- _EXERCISE INSTRUCTIONS_
Quote the data below in full, please, without altering anything.

- _MATERIAL FOR THIS EXERCISE_
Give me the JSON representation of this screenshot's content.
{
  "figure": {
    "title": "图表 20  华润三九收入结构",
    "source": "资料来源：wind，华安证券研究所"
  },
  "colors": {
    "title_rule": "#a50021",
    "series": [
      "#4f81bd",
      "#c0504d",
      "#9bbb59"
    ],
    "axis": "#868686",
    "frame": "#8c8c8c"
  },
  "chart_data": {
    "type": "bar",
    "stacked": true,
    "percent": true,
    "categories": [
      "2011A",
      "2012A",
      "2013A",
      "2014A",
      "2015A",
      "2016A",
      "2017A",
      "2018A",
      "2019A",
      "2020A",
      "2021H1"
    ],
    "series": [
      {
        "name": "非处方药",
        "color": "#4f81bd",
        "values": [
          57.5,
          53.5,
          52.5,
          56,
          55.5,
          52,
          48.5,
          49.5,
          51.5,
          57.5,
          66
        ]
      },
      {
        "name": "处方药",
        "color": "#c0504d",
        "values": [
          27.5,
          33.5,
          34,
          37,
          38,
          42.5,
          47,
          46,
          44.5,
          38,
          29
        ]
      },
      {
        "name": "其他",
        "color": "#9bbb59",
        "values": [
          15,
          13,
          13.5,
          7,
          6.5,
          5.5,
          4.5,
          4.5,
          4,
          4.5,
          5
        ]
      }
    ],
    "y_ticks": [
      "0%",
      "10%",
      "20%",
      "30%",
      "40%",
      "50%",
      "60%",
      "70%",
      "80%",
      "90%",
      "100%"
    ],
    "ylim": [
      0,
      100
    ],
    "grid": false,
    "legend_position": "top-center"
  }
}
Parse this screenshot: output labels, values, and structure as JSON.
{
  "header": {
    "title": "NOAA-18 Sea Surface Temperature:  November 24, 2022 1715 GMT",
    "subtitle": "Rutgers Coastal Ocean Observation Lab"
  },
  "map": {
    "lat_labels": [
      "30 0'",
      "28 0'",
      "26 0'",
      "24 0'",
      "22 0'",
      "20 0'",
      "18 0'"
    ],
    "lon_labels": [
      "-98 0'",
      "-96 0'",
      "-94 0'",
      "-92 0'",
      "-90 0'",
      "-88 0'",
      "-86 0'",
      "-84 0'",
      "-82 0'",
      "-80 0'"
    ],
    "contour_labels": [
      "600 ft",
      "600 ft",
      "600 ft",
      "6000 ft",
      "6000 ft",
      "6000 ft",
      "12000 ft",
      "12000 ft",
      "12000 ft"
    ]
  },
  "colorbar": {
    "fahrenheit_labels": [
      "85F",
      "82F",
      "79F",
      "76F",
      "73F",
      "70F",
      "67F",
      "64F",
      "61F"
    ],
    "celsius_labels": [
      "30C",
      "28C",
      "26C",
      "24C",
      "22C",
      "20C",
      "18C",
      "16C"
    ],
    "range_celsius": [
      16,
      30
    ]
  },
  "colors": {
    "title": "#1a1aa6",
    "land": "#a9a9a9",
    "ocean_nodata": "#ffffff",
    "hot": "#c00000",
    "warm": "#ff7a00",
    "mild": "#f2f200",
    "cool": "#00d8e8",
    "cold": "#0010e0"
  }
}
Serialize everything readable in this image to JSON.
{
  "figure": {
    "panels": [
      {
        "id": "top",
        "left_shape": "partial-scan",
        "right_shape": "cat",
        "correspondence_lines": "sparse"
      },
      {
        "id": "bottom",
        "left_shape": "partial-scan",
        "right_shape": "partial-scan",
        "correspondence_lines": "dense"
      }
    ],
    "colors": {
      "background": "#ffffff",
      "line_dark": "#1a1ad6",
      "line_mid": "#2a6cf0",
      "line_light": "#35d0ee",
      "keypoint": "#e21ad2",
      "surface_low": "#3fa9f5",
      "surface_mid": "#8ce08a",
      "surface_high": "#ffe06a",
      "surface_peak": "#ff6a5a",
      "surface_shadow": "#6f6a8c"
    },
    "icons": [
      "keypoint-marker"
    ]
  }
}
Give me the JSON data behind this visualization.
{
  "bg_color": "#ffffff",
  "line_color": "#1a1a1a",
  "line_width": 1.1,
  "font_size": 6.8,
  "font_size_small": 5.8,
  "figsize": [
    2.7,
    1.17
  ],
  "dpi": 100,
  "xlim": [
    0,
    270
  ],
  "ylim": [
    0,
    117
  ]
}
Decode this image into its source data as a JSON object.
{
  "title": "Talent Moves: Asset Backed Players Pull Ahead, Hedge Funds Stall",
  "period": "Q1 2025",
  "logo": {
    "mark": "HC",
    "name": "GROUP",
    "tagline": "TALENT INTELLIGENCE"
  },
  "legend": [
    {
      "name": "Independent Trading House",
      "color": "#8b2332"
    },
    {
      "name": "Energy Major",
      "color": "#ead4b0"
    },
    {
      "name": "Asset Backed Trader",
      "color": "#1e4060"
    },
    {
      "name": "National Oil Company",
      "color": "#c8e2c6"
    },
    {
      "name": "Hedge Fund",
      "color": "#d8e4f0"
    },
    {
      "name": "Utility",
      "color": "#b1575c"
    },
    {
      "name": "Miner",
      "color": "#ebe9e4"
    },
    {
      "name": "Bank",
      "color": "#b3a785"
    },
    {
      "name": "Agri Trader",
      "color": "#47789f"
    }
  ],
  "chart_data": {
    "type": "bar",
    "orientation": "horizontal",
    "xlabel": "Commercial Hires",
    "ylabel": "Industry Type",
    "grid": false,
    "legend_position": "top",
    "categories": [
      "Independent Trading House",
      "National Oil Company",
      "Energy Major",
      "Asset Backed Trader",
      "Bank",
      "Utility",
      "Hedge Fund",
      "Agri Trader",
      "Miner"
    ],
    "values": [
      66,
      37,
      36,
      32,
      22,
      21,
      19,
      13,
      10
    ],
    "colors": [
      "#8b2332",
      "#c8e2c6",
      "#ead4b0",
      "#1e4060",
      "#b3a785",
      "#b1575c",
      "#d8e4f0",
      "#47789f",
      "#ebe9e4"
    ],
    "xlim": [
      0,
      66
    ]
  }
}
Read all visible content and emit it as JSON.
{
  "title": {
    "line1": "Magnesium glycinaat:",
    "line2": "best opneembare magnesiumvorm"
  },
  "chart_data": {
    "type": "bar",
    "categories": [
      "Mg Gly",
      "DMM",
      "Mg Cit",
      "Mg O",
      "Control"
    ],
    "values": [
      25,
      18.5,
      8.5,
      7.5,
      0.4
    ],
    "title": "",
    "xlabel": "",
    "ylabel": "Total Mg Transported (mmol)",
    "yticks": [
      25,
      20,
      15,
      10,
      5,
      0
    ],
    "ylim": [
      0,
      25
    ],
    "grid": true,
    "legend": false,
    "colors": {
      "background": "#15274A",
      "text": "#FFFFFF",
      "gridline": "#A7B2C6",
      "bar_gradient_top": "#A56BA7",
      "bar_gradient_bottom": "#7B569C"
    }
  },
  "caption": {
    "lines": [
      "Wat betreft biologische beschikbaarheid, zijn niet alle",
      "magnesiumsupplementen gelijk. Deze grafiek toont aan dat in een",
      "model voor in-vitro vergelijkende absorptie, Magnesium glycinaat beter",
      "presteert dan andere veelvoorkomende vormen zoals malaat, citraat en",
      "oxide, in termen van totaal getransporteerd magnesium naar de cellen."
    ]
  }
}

- _FINISHED EXERCISE_
Give me the JSON representation of this screenshot's content.
{
  "figure": {
    "title": "图表 20  华润三九收入结构",
    "source": "资料来源：wind，华安证券研究所"
  },
  "colors": {
    "title_rule": "#a50021",
    "series": [
      "#4f81bd",
      "#c0504d",
      "#9bbb59"
    ],
    "axis": "#868686",
    "frame": "#8c8c8c"
  },
  "chart_data": {
    "type": "bar",
    "stacked": true,
    "percent": true,
    "categories": [
      "2011A",
      "2012A",
      "2013A",
      "2014A",
      "2015A",
      "2016A",
      "2017A",
      "2018A",
      "2019A",
      "2020A",
      "2021H1"
    ],
    "series": [
      {
        "name": "非处方药",
        "color": "#4f81bd",
        "values": [
          57.5,
          53.5,
          52.5,
          56,
          55.5,
          52,
          48.5,
          49.5,
          51.5,
          57.5,
          66
        ]
      },
      {
        "name": "处方药",
        "color": "#c0504d",
        "values": [
          27.5,
          33.5,
          34,
          37,
          38,
          42.5,
          47,
          46,
          44.5,
          38,
          29
        ]
      },
      {
        "name": "其他",
        "color": "#9bbb59",
        "values": [
          15,
          13,
          13.5,
          7,
          6.5,
          5.5,
          4.5,
          4.5,
          4,
          4.5,
          5
        ]
      }
    ],
    "y_ticks": [
      "0%",
      "10%",
      "20%",
      "30%",
      "40%",
      "50%",
      "60%",
      "70%",
      "80%",
      "90%",
      "100%"
    ],
    "ylim": [
      0,
      100
    ],
    "grid": false,
    "legend_position": "top-center"
  }
}
Parse this screenshot: output labels, values, and structure as JSON.
{
  "header": {
    "title": "NOAA-18 Sea Surface Temperature:  November 24, 2022 1715 GMT",
    "subtitle": "Rutgers Coastal Ocean Observation Lab"
  },
  "map": {
    "lat_labels": [
      "30 0'",
      "28 0'",
      "26 0'",
      "24 0'",
      "22 0'",
      "20 0'",
      "18 0'"
    ],
    "lon_labels": [
      "-98 0'",
      "-96 0'",
      "-94 0'",
      "-92 0'",
      "-90 0'",
      "-88 0'",
      "-86 0'",
      "-84 0'",
      "-82 0'",
      "-80 0'"
    ],
    "contour_labels": [
      "600 ft",
      "600 ft",
      "600 ft",
      "6000 ft",
      "6000 ft",
      "6000 ft",
      "12000 ft",
      "12000 ft",
      "12000 ft"
    ]
  },
  "colorbar": {
    "fahrenheit_labels": [
      "85F",
      "82F",
      "79F",
      "76F",
      "73F",
      "70F",
      "67F",
      "64F",
      "61F"
    ],
    "celsius_labels": [
      "30C",
      "28C",
      "26C",
      "24C",
      "22C",
      "20C",
      "18C",
      "16C"
    ],
    "range_celsius": [
      16,
      30
    ]
  },
  "colors": {
    "title": "#1a1aa6",
    "land": "#a9a9a9",
    "ocean_nodata": "#ffffff",
    "hot": "#c00000",
    "warm": "#ff7a00",
    "mild": "#f2f200",
    "cool": "#00d8e8",
    "cold": "#0010e0"
  }
}
Serialize everything readable in this image to JSON.
{
  "figure": {
    "panels": [
      {
        "id": "top",
        "left_shape": "partial-scan",
        "right_shape": "cat",
        "correspondence_lines": "sparse"
      },
      {
        "id": "bottom",
        "left_shape": "partial-scan",
        "right_shape": "partial-scan",
        "correspondence_lines": "dense"
      }
    ],
    "colors": {
      "background": "#ffffff",
      "line_dark": "#1a1ad6",
      "line_mid": "#2a6cf0",
      "line_light": "#35d0ee",
      "keypoint": "#e21ad2",
      "surface_low": "#3fa9f5",
      "surface_mid": "#8ce08a",
      "surface_high": "#ffe06a",
      "surface_peak": "#ff6a5a",
      "surface_shadow": "#6f6a8c"
    },
    "icons": [
      "keypoint-marker"
    ]
  }
}
Give me the JSON data behind this visualization.
{
  "bg_color": "#ffffff",
  "line_color": "#1a1a1a",
  "line_width": 1.1,
  "font_size": 6.8,
  "font_size_small": 5.8,
  "figsize": [
    2.7,
    1.17
  ],
  "dpi": 100,
  "xlim": [
    0,
    270
  ],
  "ylim": [
    0,
    117
  ]
}
Decode this image into its source data as a JSON object.
{
  "title": "Talent Moves: Asset Backed Players Pull Ahead, Hedge Funds Stall",
  "period": "Q1 2025",
  "logo": {
    "mark": "HC",
    "name": "GROUP",
    "tagline": "TALENT INTELLIGENCE"
  },
  "legend": [
    {
      "name": "Independent Trading House",
      "color": "#8b2332"
    },
    {
      "name": "Energy Major",
      "color": "#ead4b0"
    },
    {
      "name": "Asset Backed Trader",
      "color": "#1e4060"
    },
    {
      "name": "National Oil Company",
      "color": "#c8e2c6"
    },
    {
      "name": "Hedge Fund",
      "color": "#d8e4f0"
    },
    {
      "name": "Utility",
      "color": "#b1575c"
    },
    {
      "name": "Miner",
      "color": "#ebe9e4"
    },
    {
      "name": "Bank",
      "color": "#b3a785"
    },
    {
      "name": "Agri Trader",
      "color": "#47789f"
    }
  ],
  "chart_data": {
    "type": "bar",
    "orientation": "horizontal",
    "xlabel": "Commercial Hires",
    "ylabel": "Industry Type",
    "grid": false,
    "legend_position": "top",
    "categories": [
      "Independent Trading House",
      "National Oil Company",
      "Energy Major",
      "Asset Backed Trader",
      "Bank",
      "Utility",
      "Hedge Fund",
      "Agri Trader",
      "Miner"
    ],
    "values": [
      66,
      37,
      36,
      32,
      22,
      21,
      19,
      13,
      10
    ],
    "colors": [
      "#8b2332",
      "#c8e2c6",
      "#ead4b0",
      "#1e4060",
      "#b3a785",
      "#b1575c",
      "#d8e4f0",
      "#47789f",
      "#ebe9e4"
    ],
    "xlim": [
      0,
      66
    ]
  }
}
Read all visible content and emit it as JSON.
{
  "title": {
    "line1": "Magnesium glycinaat:",
    "line2": "best opneembare magnesiumvorm"
  },
  "chart_data": {
    "type": "bar",
    "categories": [
      "Mg Gly",
      "DMM",
      "Mg Cit",
      "Mg O",
      "Control"
    ],
    "values": [
      25,
      18.5,
      8.5,
      7.5,
      0.4
    ],
    "title": "",
    "xlabel": "",
    "ylabel": "Total Mg Transported (mmol)",
    "yticks": [
      25,
      20,
      15,
      10,
      5,
      0
    ],
    "ylim": [
      0,
      25
    ],
    "grid": true,
    "legend": false,
    "colors": {
      "background": "#15274A",
      "text": "#FFFFFF",
      "gridline": "#A7B2C6",
      "bar_gradient_top": "#A56BA7",
      "bar_gradient_bottom": "#7B569C"
    }
  },
  "caption": {
    "lines": [
      "Wat betreft biologische beschikbaarheid, zijn niet alle",
      "magnesiumsupplementen gelijk. Deze grafiek toont aan dat in een",
      "model voor in-vitro vergelijkende absorptie, Magnesium glycinaat beter",
      "presteert dan andere veelvoorkomende vormen zoals malaat, citraat en",
      "oxide, in termen van totaal getransporteerd magnesium naar de cellen."
    ]
  }
}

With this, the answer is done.